::: RECORDS TO USE :::

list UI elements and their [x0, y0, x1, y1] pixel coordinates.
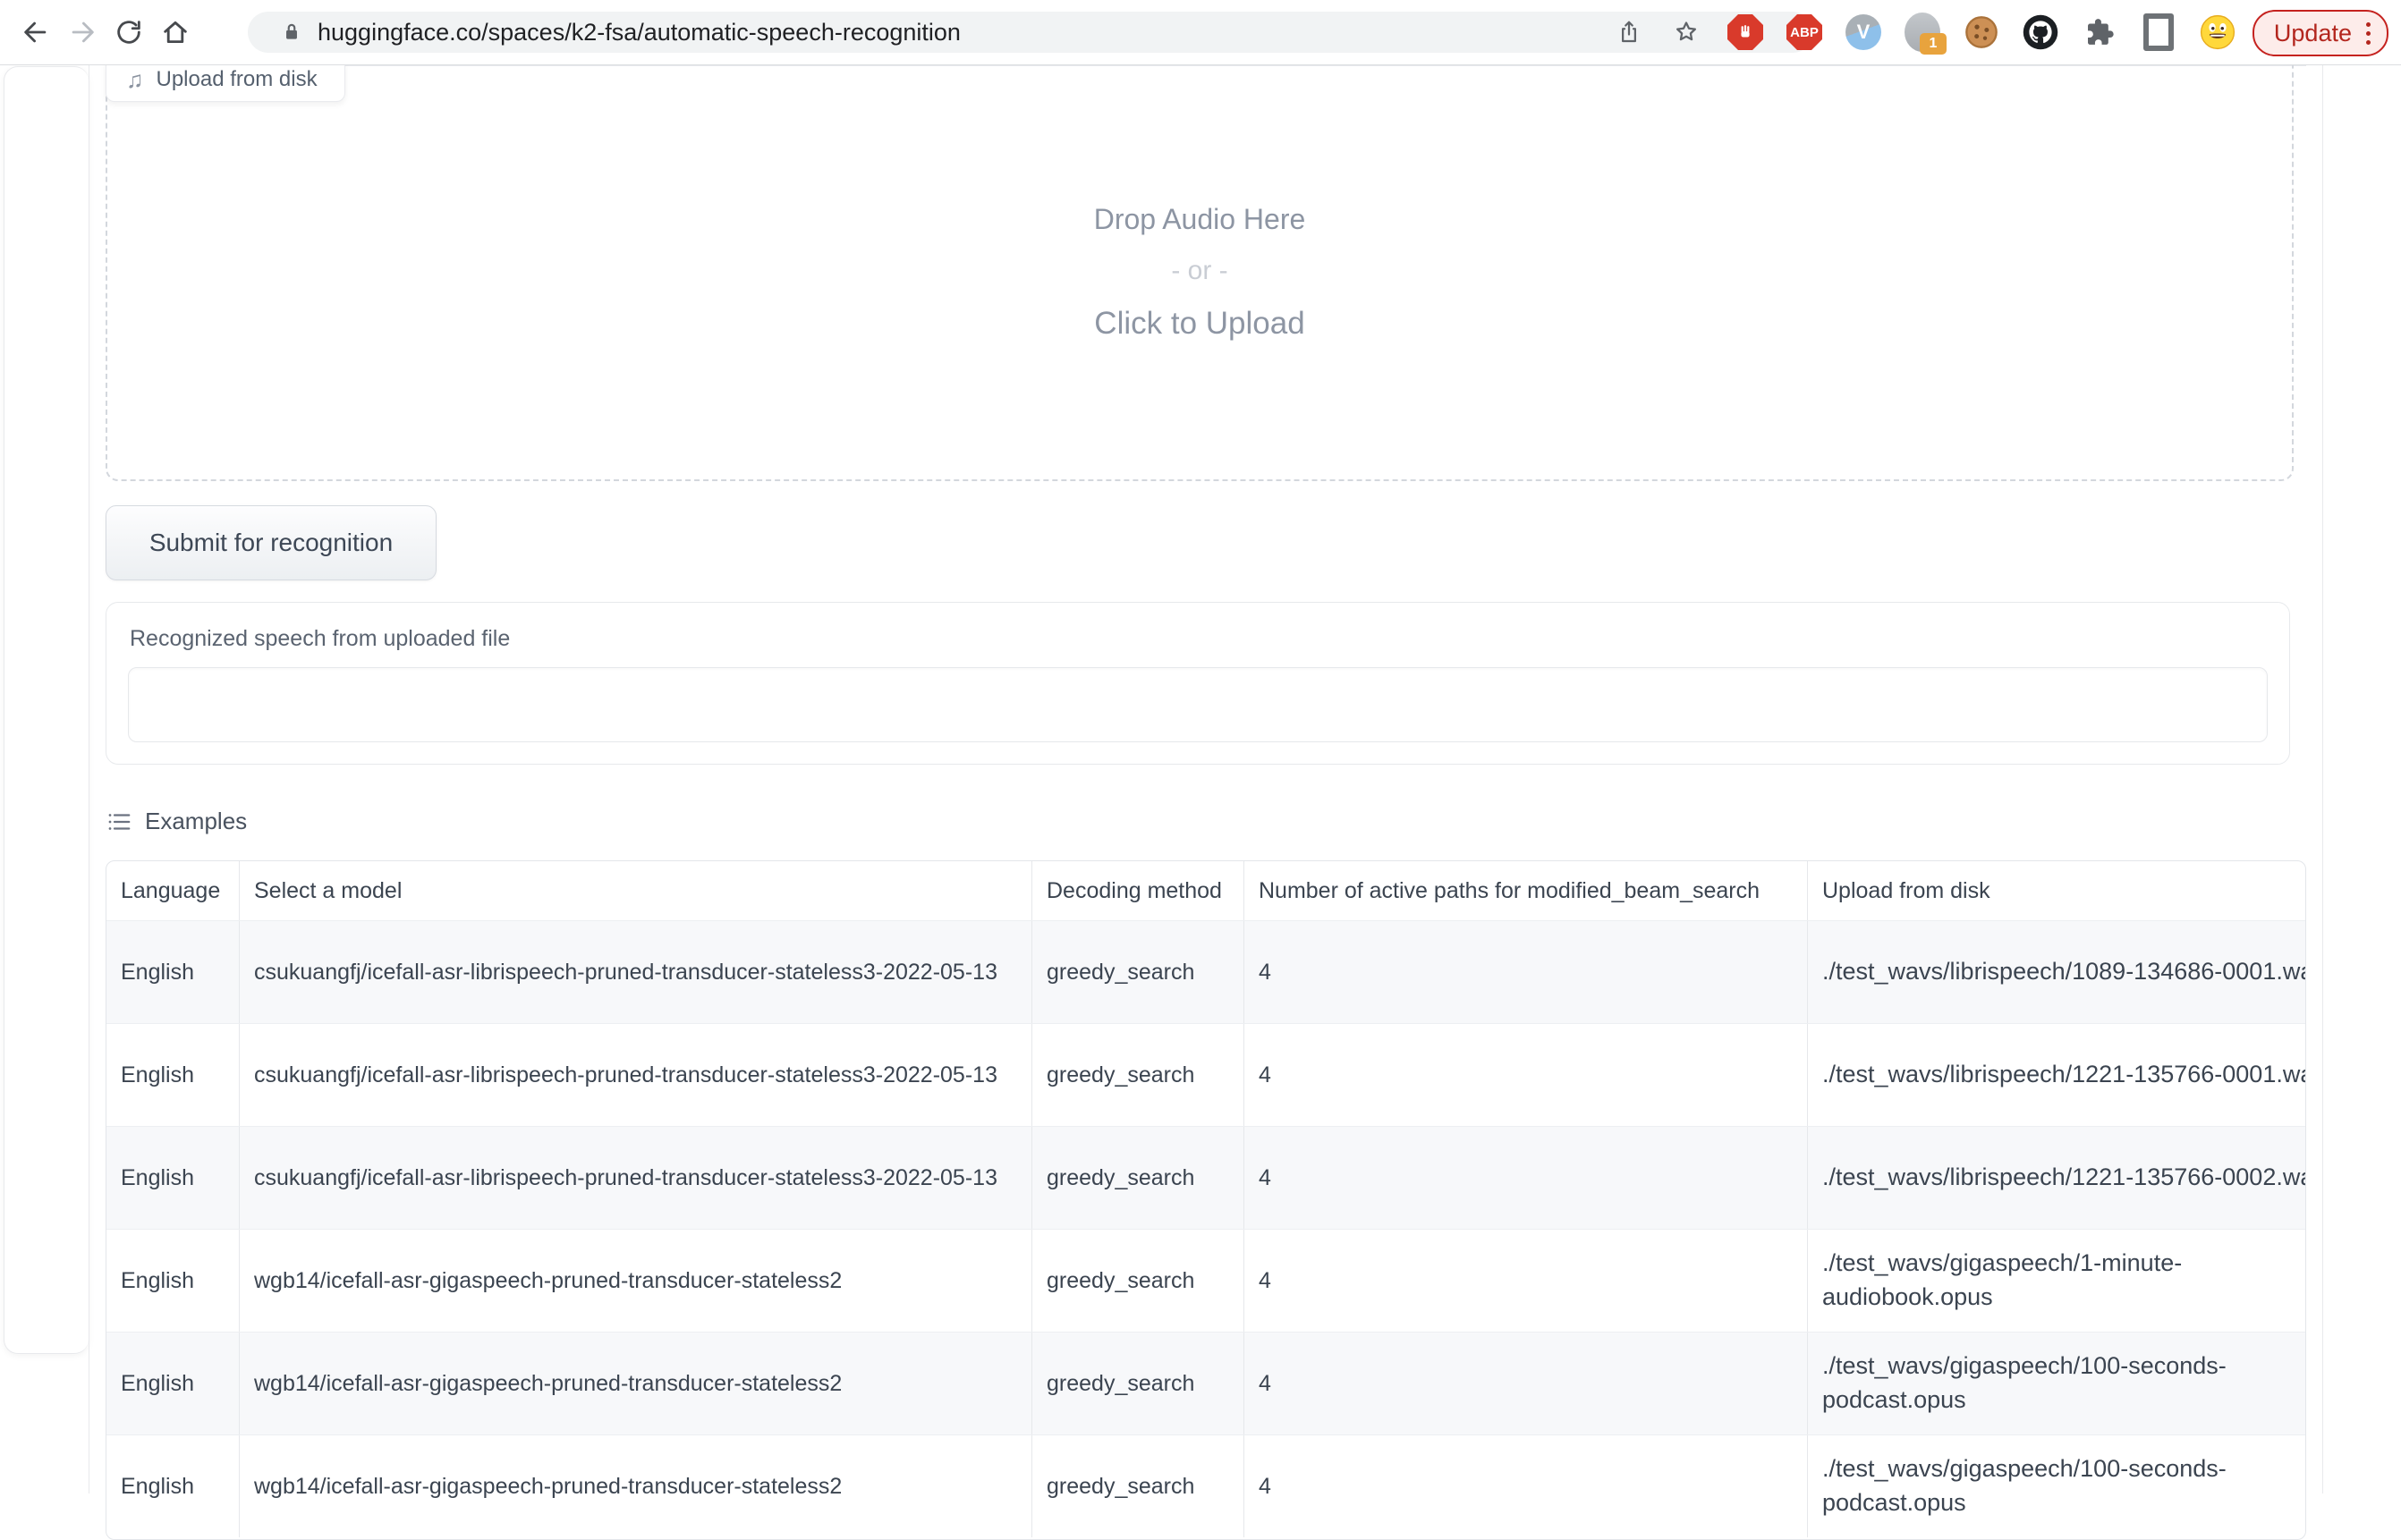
- example-table-row[interactable]: English csukuangfj/icefall-asr-librispee…: [106, 1126, 2305, 1229]
- table-header-row: Language Select a model Decoding method …: [106, 861, 2305, 920]
- extensions-row: ABP V 1: [1727, 0, 2236, 64]
- update-label: Update: [2274, 20, 2352, 47]
- share-button[interactable]: [1609, 13, 1649, 52]
- star-icon: [1673, 19, 1700, 46]
- output-panel: Recognized speech from uploaded file: [106, 602, 2290, 765]
- share-icon: [1616, 19, 1642, 46]
- home-icon: [160, 17, 191, 47]
- sidebar-extension-icon[interactable]: [2140, 13, 2177, 51]
- v-badge-icon: V: [1845, 14, 1881, 50]
- browser-toolbar: huggingface.co/spaces/k2-fsa/automatic-s…: [0, 0, 2401, 65]
- example-table-row[interactable]: English wgb14/icefall-asr-gigaspeech-pru…: [106, 1332, 2305, 1434]
- cell-model: wgb14/icefall-asr-gigaspeech-pruned-tran…: [240, 1230, 1032, 1332]
- cell-model: wgb14/icefall-asr-gigaspeech-pruned-tran…: [240, 1435, 1032, 1537]
- cell-num-active-paths: 4: [1244, 1127, 1808, 1229]
- update-button[interactable]: Update: [2253, 10, 2388, 56]
- header-num-active-paths: Number of active paths for modified_beam…: [1244, 861, 1808, 920]
- cell-num-active-paths: 4: [1244, 1333, 1808, 1434]
- smiley-extension-icon[interactable]: [2199, 13, 2236, 51]
- left-page-card: [4, 66, 89, 1354]
- back-button[interactable]: [13, 9, 59, 55]
- dropzone-line1: Drop Audio Here: [1094, 203, 1306, 236]
- cell-num-active-paths: 4: [1244, 921, 1808, 1023]
- examples-label: Examples: [145, 808, 247, 835]
- profile-extension-icon[interactable]: 1: [1904, 13, 1941, 51]
- github-octocat-icon: [2022, 13, 2059, 51]
- cell-upload-from-disk: ./test_wavs/gigaspeech/100-seconds-podca…: [1808, 1333, 2305, 1434]
- url-text: huggingface.co/spaces/k2-fsa/automatic-s…: [318, 19, 1609, 47]
- example-table-row[interactable]: English csukuangfj/icefall-asr-librispee…: [106, 920, 2305, 1023]
- cell-language: English: [106, 1230, 240, 1332]
- stop-hand-icon: [1727, 14, 1763, 50]
- extensions-puzzle-button[interactable]: [2081, 13, 2118, 51]
- submit-for-recognition-button[interactable]: Submit for recognition: [106, 505, 437, 580]
- forward-button[interactable]: [59, 9, 106, 55]
- cookie-icon: [1964, 14, 1999, 50]
- cell-language: English: [106, 1127, 240, 1229]
- cookie-extension-icon[interactable]: [1963, 13, 2000, 51]
- examples-header: Examples: [106, 808, 247, 835]
- window-rect-icon: [2143, 13, 2174, 51]
- cell-model: csukuangfj/icefall-asr-librispeech-prune…: [240, 1127, 1032, 1229]
- right-divider: [2322, 64, 2323, 1493]
- back-icon: [21, 17, 51, 47]
- puzzle-icon: [2083, 15, 2117, 49]
- audio-dropzone[interactable]: Drop Audio Here - or - Click to Upload: [106, 65, 2294, 481]
- bookmark-star-button[interactable]: [1667, 13, 1706, 52]
- cell-language: English: [106, 1333, 240, 1434]
- abp-extension-icon[interactable]: ABP: [1786, 13, 1823, 51]
- header-select-a-model: Select a model: [240, 861, 1032, 920]
- cell-num-active-paths: 4: [1244, 1435, 1808, 1537]
- output-label: Recognized speech from uploaded file: [130, 626, 510, 652]
- smiley-icon: [2199, 13, 2236, 52]
- cell-decoding-method: greedy_search: [1032, 1435, 1244, 1537]
- header-decoding-method: Decoding method: [1032, 861, 1244, 920]
- notification-badge: 1: [1920, 33, 1947, 55]
- tab-label: Upload from disk: [157, 67, 318, 92]
- cell-decoding-method: greedy_search: [1032, 1127, 1244, 1229]
- reload-icon: [114, 17, 144, 47]
- cell-upload-from-disk: ./test_wavs/librispeech/1221-135766-0001…: [1808, 1024, 2305, 1126]
- lock-icon: [280, 21, 303, 44]
- reload-button[interactable]: [106, 9, 152, 55]
- cell-decoding-method: greedy_search: [1032, 921, 1244, 1023]
- music-notes-icon: ♫: [126, 68, 144, 91]
- cell-language: English: [106, 921, 240, 1023]
- forward-icon: [67, 17, 98, 47]
- cell-model: csukuangfj/icefall-asr-librispeech-prune…: [240, 1024, 1032, 1126]
- example-table-row[interactable]: English csukuangfj/icefall-asr-librispee…: [106, 1023, 2305, 1126]
- cell-upload-from-disk: ./test_wavs/librispeech/1221-135766-0002…: [1808, 1127, 2305, 1229]
- list-icon: [106, 808, 132, 835]
- header-language: Language: [106, 861, 240, 920]
- cell-model: wgb14/icefall-asr-gigaspeech-pruned-tran…: [240, 1333, 1032, 1434]
- cell-decoding-method: greedy_search: [1032, 1024, 1244, 1126]
- cell-language: English: [106, 1435, 240, 1537]
- cell-upload-from-disk: ./test_wavs/librispeech/1089-134686-0001…: [1808, 921, 2305, 1023]
- v-extension-icon[interactable]: V: [1845, 13, 1882, 51]
- example-table-row[interactable]: English wgb14/icefall-asr-gigaspeech-pru…: [106, 1434, 2305, 1537]
- cell-upload-from-disk: ./test_wavs/gigaspeech/1-minute-audioboo…: [1808, 1230, 2305, 1332]
- example-table-row[interactable]: English wgb14/icefall-asr-gigaspeech-pru…: [106, 1229, 2305, 1332]
- dropzone-line2: - or -: [1171, 256, 1227, 286]
- url-bar[interactable]: huggingface.co/spaces/k2-fsa/automatic-s…: [248, 12, 1813, 53]
- abp-octagon-icon: ABP: [1786, 14, 1822, 50]
- github-extension-icon[interactable]: [2022, 13, 2059, 51]
- header-upload-from-disk: Upload from disk: [1808, 861, 2305, 920]
- cell-decoding-method: greedy_search: [1032, 1230, 1244, 1332]
- cell-num-active-paths: 4: [1244, 1024, 1808, 1126]
- cell-decoding-method: greedy_search: [1032, 1333, 1244, 1434]
- adblock-extension-icon[interactable]: [1727, 13, 1764, 51]
- home-button[interactable]: [152, 9, 199, 55]
- cell-upload-from-disk: ./test_wavs/gigaspeech/100-seconds-podca…: [1808, 1435, 2305, 1537]
- recognized-speech-textbox[interactable]: [128, 667, 2268, 742]
- browser-menu-icon[interactable]: [2361, 22, 2376, 45]
- dropzone-line3: Click to Upload: [1094, 306, 1304, 342]
- examples-table: Language Select a model Decoding method …: [106, 860, 2306, 1540]
- cell-language: English: [106, 1024, 240, 1126]
- cell-num-active-paths: 4: [1244, 1230, 1808, 1332]
- cell-model: csukuangfj/icefall-asr-librispeech-prune…: [240, 921, 1032, 1023]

:::

Swap "star-icon" for "favorite-icon" in the stretch of records from the line containing "1126, 2305, 1229]" through the line containing "- home-icon: [160, 17, 191, 47]". Write out only those lines, leaving everything else in them unchanged.

# EXERCISE RESPONSE
- example-table-row[interactable]: English csukuangfj/icefall-asr-librispee…: [106, 1126, 2305, 1229]
- table-header-row: Language Select a model Decoding method …: [106, 861, 2305, 920]
- extensions-row: ABP V 1: [1727, 0, 2236, 64]
- update-label: Update: [2274, 20, 2352, 47]
- share-button[interactable]: [1609, 13, 1649, 52]
- favorite-icon: [1673, 19, 1700, 46]
- output-panel: Recognized speech from uploaded file: [106, 602, 2290, 765]
- share-icon: [1616, 19, 1642, 46]
- home-icon: [160, 17, 191, 47]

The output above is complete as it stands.